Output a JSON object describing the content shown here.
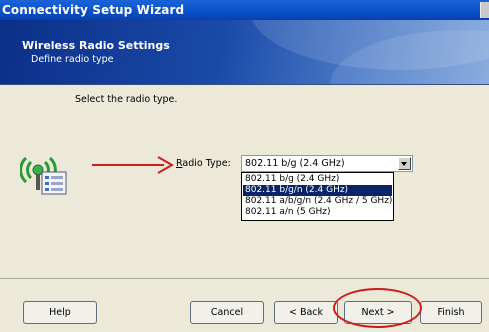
{
  "window": {
    "title": "Connectivity Setup Wizard"
  },
  "header": {
    "title": "Wireless Radio Settings",
    "subtitle": "Define radio type"
  },
  "content": {
    "instruction": "Select the radio type."
  },
  "radio_type": {
    "label_accel": "R",
    "label_rest": "adio Type:",
    "selected": "802.11 b/g (2.4 GHz)",
    "options": [
      "802.11 b/g (2.4 GHz)",
      "802.11 b/g/n (2.4 GHz)",
      "802.11 a/b/g/n (2.4 GHz / 5 GHz)",
      "802.11 a/n (5 GHz)"
    ],
    "highlighted_index": 1
  },
  "buttons": {
    "help": "Help",
    "cancel": "Cancel",
    "back": "< Back",
    "next": "Next >",
    "finish": "Finish"
  },
  "colors": {
    "annotation": "#cc1d1d",
    "selection": "#0a246a",
    "title_bar": "#0a4fc8"
  },
  "icons": [
    "wireless-router-icon",
    "dropdown-arrow-icon"
  ]
}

**STATED EXERCISE**
Repeat the material above in full and exactly, omitting the pictures.

**TASK SOLUTION**
Output a JSON object describing the content shown here.
{
  "window": {
    "title": "Connectivity Setup Wizard"
  },
  "header": {
    "title": "Wireless Radio Settings",
    "subtitle": "Define radio type"
  },
  "content": {
    "instruction": "Select the radio type."
  },
  "radio_type": {
    "label_accel": "R",
    "label_rest": "adio Type:",
    "selected": "802.11 b/g (2.4 GHz)",
    "options": [
      "802.11 b/g (2.4 GHz)",
      "802.11 b/g/n (2.4 GHz)",
      "802.11 a/b/g/n (2.4 GHz / 5 GHz)",
      "802.11 a/n (5 GHz)"
    ],
    "highlighted_index": 1
  },
  "buttons": {
    "help": "Help",
    "cancel": "Cancel",
    "back": "< Back",
    "next": "Next >",
    "finish": "Finish"
  },
  "colors": {
    "annotation": "#cc1d1d",
    "selection": "#0a246a",
    "title_bar": "#0a4fc8"
  },
  "icons": [
    "wireless-router-icon",
    "dropdown-arrow-icon"
  ]
}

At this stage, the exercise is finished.